(Records that describe figures)
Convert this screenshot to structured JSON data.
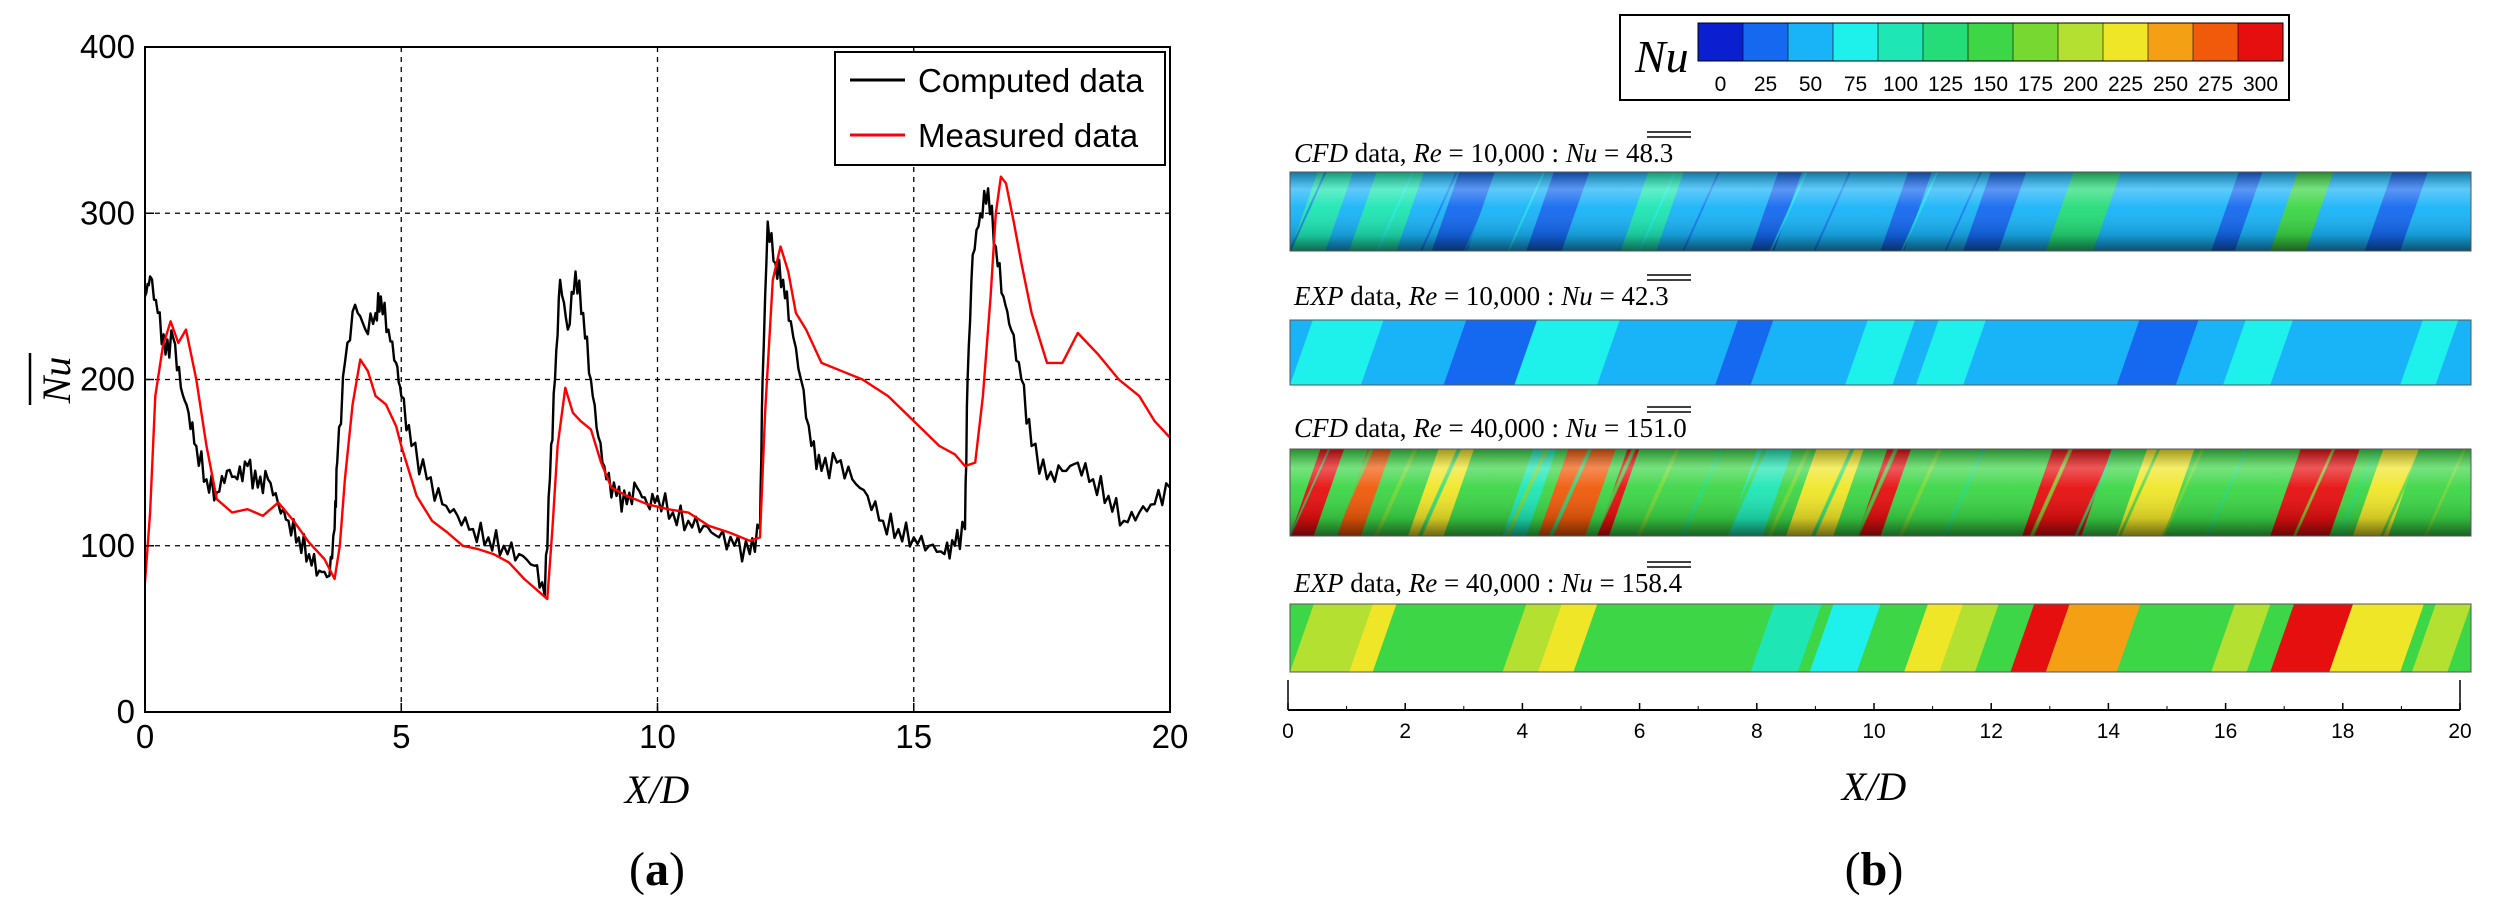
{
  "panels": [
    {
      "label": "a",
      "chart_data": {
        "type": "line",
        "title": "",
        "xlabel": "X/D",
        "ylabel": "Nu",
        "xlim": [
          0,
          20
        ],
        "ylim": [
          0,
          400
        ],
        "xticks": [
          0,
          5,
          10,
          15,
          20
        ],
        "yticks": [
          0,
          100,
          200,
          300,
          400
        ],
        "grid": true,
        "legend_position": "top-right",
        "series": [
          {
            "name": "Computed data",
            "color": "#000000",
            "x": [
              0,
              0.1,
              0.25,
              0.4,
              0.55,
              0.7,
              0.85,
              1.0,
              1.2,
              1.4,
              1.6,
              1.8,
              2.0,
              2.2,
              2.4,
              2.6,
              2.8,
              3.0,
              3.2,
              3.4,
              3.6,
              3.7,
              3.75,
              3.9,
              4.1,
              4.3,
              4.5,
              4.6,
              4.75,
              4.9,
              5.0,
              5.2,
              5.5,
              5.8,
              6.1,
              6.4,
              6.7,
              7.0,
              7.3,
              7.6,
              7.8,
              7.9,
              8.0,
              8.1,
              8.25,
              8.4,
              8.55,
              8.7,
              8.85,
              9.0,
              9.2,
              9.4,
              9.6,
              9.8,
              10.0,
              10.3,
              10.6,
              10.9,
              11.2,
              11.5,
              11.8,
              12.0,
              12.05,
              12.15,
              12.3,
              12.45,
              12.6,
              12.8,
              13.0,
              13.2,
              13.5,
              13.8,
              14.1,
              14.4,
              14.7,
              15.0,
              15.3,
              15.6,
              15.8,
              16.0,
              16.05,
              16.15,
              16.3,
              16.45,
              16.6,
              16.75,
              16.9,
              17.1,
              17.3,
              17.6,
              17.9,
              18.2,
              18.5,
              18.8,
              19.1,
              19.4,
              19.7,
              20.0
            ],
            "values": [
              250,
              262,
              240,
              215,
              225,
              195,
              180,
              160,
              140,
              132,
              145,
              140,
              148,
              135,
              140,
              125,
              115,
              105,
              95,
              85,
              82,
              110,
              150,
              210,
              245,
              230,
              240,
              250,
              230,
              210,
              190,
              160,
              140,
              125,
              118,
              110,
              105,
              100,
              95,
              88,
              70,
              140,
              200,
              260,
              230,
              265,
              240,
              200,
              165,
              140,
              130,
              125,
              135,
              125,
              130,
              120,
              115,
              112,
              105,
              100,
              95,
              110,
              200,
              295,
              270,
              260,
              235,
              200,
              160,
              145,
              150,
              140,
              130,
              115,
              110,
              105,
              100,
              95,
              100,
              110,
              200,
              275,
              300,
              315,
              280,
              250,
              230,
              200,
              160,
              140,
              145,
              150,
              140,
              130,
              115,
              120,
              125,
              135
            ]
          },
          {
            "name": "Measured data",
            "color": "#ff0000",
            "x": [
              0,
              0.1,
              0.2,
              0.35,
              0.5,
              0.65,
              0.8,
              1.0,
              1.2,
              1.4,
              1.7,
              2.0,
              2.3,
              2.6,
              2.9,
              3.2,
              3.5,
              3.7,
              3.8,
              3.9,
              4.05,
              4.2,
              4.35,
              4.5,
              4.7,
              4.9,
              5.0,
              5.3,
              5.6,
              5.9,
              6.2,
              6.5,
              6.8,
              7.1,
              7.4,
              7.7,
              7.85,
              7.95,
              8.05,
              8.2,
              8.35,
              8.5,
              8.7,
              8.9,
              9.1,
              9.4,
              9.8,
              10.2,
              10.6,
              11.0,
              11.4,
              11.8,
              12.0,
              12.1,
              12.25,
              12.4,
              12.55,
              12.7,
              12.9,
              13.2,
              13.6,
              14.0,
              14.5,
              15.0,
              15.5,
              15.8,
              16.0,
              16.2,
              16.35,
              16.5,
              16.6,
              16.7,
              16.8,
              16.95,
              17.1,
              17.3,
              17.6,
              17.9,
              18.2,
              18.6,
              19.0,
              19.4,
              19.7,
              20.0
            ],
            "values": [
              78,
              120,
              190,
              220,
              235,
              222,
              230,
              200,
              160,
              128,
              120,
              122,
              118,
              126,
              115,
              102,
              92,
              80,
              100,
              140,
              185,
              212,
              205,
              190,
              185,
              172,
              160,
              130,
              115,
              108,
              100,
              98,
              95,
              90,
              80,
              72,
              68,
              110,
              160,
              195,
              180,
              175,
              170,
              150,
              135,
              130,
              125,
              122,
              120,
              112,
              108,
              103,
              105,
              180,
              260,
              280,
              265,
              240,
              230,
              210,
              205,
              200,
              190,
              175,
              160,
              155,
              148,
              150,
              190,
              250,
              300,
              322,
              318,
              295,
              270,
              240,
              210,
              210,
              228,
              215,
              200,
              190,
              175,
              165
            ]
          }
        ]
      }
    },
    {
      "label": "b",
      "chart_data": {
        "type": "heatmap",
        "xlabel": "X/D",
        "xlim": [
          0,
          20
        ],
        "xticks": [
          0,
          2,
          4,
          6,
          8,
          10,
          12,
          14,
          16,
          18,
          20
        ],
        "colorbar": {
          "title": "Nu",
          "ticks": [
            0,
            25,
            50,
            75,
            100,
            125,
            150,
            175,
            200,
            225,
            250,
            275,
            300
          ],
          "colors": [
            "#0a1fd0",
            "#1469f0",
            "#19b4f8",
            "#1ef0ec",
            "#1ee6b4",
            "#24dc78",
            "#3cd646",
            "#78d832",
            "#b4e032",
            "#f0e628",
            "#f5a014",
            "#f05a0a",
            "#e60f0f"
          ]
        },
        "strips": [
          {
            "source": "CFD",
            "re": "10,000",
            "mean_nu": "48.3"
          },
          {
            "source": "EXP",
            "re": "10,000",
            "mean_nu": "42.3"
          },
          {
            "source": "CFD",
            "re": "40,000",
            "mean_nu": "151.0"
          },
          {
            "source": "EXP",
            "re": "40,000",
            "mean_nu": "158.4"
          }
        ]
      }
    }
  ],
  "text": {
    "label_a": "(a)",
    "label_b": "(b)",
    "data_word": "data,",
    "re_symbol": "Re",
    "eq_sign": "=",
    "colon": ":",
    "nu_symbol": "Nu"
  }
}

- _Written exercise_
Give the entries again word for word, but skip the pictures.

- _Exercise response_
Convert this screenshot to structured JSON data.
{
  "panels": [
    {
      "label": "a",
      "chart_data": {
        "type": "line",
        "title": "",
        "xlabel": "X/D",
        "ylabel": "Nu",
        "xlim": [
          0,
          20
        ],
        "ylim": [
          0,
          400
        ],
        "xticks": [
          0,
          5,
          10,
          15,
          20
        ],
        "yticks": [
          0,
          100,
          200,
          300,
          400
        ],
        "grid": true,
        "legend_position": "top-right",
        "series": [
          {
            "name": "Computed data",
            "color": "#000000",
            "x": [
              0,
              0.1,
              0.25,
              0.4,
              0.55,
              0.7,
              0.85,
              1.0,
              1.2,
              1.4,
              1.6,
              1.8,
              2.0,
              2.2,
              2.4,
              2.6,
              2.8,
              3.0,
              3.2,
              3.4,
              3.6,
              3.7,
              3.75,
              3.9,
              4.1,
              4.3,
              4.5,
              4.6,
              4.75,
              4.9,
              5.0,
              5.2,
              5.5,
              5.8,
              6.1,
              6.4,
              6.7,
              7.0,
              7.3,
              7.6,
              7.8,
              7.9,
              8.0,
              8.1,
              8.25,
              8.4,
              8.55,
              8.7,
              8.85,
              9.0,
              9.2,
              9.4,
              9.6,
              9.8,
              10.0,
              10.3,
              10.6,
              10.9,
              11.2,
              11.5,
              11.8,
              12.0,
              12.05,
              12.15,
              12.3,
              12.45,
              12.6,
              12.8,
              13.0,
              13.2,
              13.5,
              13.8,
              14.1,
              14.4,
              14.7,
              15.0,
              15.3,
              15.6,
              15.8,
              16.0,
              16.05,
              16.15,
              16.3,
              16.45,
              16.6,
              16.75,
              16.9,
              17.1,
              17.3,
              17.6,
              17.9,
              18.2,
              18.5,
              18.8,
              19.1,
              19.4,
              19.7,
              20.0
            ],
            "values": [
              250,
              262,
              240,
              215,
              225,
              195,
              180,
              160,
              140,
              132,
              145,
              140,
              148,
              135,
              140,
              125,
              115,
              105,
              95,
              85,
              82,
              110,
              150,
              210,
              245,
              230,
              240,
              250,
              230,
              210,
              190,
              160,
              140,
              125,
              118,
              110,
              105,
              100,
              95,
              88,
              70,
              140,
              200,
              260,
              230,
              265,
              240,
              200,
              165,
              140,
              130,
              125,
              135,
              125,
              130,
              120,
              115,
              112,
              105,
              100,
              95,
              110,
              200,
              295,
              270,
              260,
              235,
              200,
              160,
              145,
              150,
              140,
              130,
              115,
              110,
              105,
              100,
              95,
              100,
              110,
              200,
              275,
              300,
              315,
              280,
              250,
              230,
              200,
              160,
              140,
              145,
              150,
              140,
              130,
              115,
              120,
              125,
              135
            ]
          },
          {
            "name": "Measured data",
            "color": "#ff0000",
            "x": [
              0,
              0.1,
              0.2,
              0.35,
              0.5,
              0.65,
              0.8,
              1.0,
              1.2,
              1.4,
              1.7,
              2.0,
              2.3,
              2.6,
              2.9,
              3.2,
              3.5,
              3.7,
              3.8,
              3.9,
              4.05,
              4.2,
              4.35,
              4.5,
              4.7,
              4.9,
              5.0,
              5.3,
              5.6,
              5.9,
              6.2,
              6.5,
              6.8,
              7.1,
              7.4,
              7.7,
              7.85,
              7.95,
              8.05,
              8.2,
              8.35,
              8.5,
              8.7,
              8.9,
              9.1,
              9.4,
              9.8,
              10.2,
              10.6,
              11.0,
              11.4,
              11.8,
              12.0,
              12.1,
              12.25,
              12.4,
              12.55,
              12.7,
              12.9,
              13.2,
              13.6,
              14.0,
              14.5,
              15.0,
              15.5,
              15.8,
              16.0,
              16.2,
              16.35,
              16.5,
              16.6,
              16.7,
              16.8,
              16.95,
              17.1,
              17.3,
              17.6,
              17.9,
              18.2,
              18.6,
              19.0,
              19.4,
              19.7,
              20.0
            ],
            "values": [
              78,
              120,
              190,
              220,
              235,
              222,
              230,
              200,
              160,
              128,
              120,
              122,
              118,
              126,
              115,
              102,
              92,
              80,
              100,
              140,
              185,
              212,
              205,
              190,
              185,
              172,
              160,
              130,
              115,
              108,
              100,
              98,
              95,
              90,
              80,
              72,
              68,
              110,
              160,
              195,
              180,
              175,
              170,
              150,
              135,
              130,
              125,
              122,
              120,
              112,
              108,
              103,
              105,
              180,
              260,
              280,
              265,
              240,
              230,
              210,
              205,
              200,
              190,
              175,
              160,
              155,
              148,
              150,
              190,
              250,
              300,
              322,
              318,
              295,
              270,
              240,
              210,
              210,
              228,
              215,
              200,
              190,
              175,
              165
            ]
          }
        ]
      }
    },
    {
      "label": "b",
      "chart_data": {
        "type": "heatmap",
        "xlabel": "X/D",
        "xlim": [
          0,
          20
        ],
        "xticks": [
          0,
          2,
          4,
          6,
          8,
          10,
          12,
          14,
          16,
          18,
          20
        ],
        "colorbar": {
          "title": "Nu",
          "ticks": [
            0,
            25,
            50,
            75,
            100,
            125,
            150,
            175,
            200,
            225,
            250,
            275,
            300
          ],
          "colors": [
            "#0a1fd0",
            "#1469f0",
            "#19b4f8",
            "#1ef0ec",
            "#1ee6b4",
            "#24dc78",
            "#3cd646",
            "#78d832",
            "#b4e032",
            "#f0e628",
            "#f5a014",
            "#f05a0a",
            "#e60f0f"
          ]
        },
        "strips": [
          {
            "source": "CFD",
            "re": "10,000",
            "mean_nu": "48.3"
          },
          {
            "source": "EXP",
            "re": "10,000",
            "mean_nu": "42.3"
          },
          {
            "source": "CFD",
            "re": "40,000",
            "mean_nu": "151.0"
          },
          {
            "source": "EXP",
            "re": "40,000",
            "mean_nu": "158.4"
          }
        ]
      }
    }
  ],
  "text": {
    "label_a": "(a)",
    "label_b": "(b)",
    "data_word": "data,",
    "re_symbol": "Re",
    "eq_sign": "=",
    "colon": ":",
    "nu_symbol": "Nu"
  }
}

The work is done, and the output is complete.